### What to do
Omit all images. Write out the rest of the material exactly.

### Records for the task
■ ■ ■ ■

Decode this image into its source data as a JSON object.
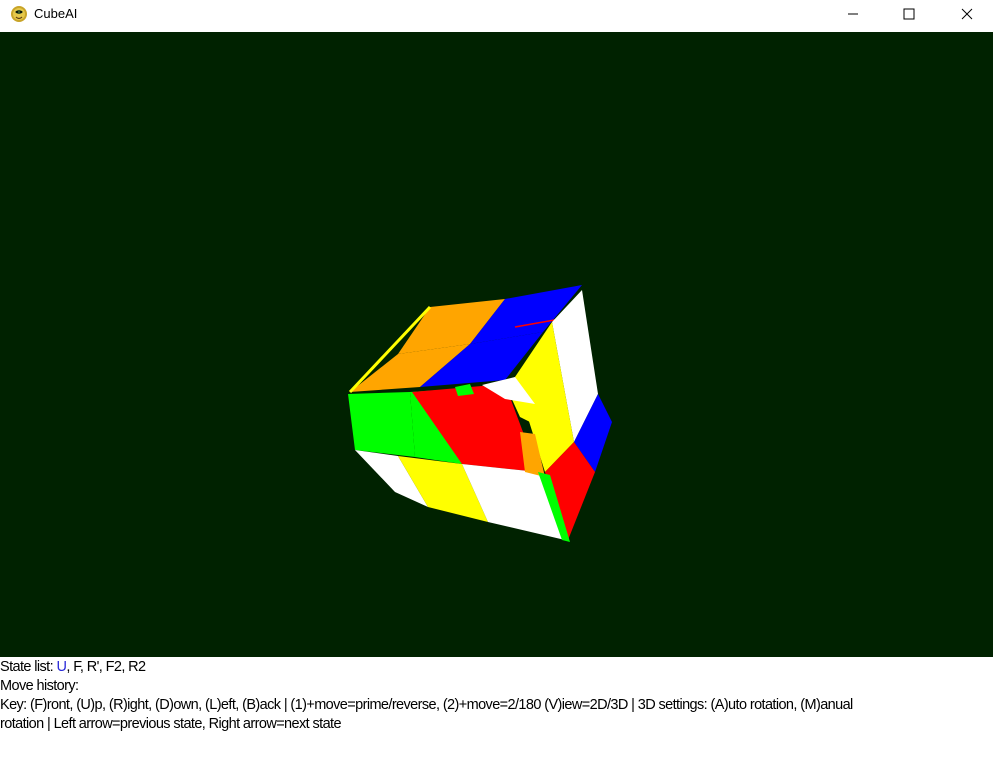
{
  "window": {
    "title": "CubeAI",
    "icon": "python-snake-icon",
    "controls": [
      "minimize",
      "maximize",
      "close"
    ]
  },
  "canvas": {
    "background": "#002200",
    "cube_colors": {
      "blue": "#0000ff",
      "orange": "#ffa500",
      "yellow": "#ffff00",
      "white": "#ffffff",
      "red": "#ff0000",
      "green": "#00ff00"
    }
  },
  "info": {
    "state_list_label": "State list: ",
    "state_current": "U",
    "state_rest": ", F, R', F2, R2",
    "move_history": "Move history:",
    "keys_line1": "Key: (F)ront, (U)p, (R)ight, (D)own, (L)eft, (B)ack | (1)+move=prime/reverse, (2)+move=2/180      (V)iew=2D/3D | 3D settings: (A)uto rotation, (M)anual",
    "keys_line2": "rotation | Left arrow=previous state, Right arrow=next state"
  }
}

■ ■ ■ ■

### Answer
Decode this image into its source data as a JSON object.
{
  "window": {
    "title": "CubeAI",
    "icon": "python-snake-icon",
    "controls": [
      "minimize",
      "maximize",
      "close"
    ]
  },
  "canvas": {
    "background": "#002200",
    "cube_colors": {
      "blue": "#0000ff",
      "orange": "#ffa500",
      "yellow": "#ffff00",
      "white": "#ffffff",
      "red": "#ff0000",
      "green": "#00ff00"
    }
  },
  "info": {
    "state_list_label": "State list: ",
    "state_current": "U",
    "state_rest": ", F, R', F2, R2",
    "move_history": "Move history:",
    "keys_line1": "Key: (F)ront, (U)p, (R)ight, (D)own, (L)eft, (B)ack | (1)+move=prime/reverse, (2)+move=2/180      (V)iew=2D/3D | 3D settings: (A)uto rotation, (M)anual",
    "keys_line2": "rotation | Left arrow=previous state, Right arrow=next state"
  }
}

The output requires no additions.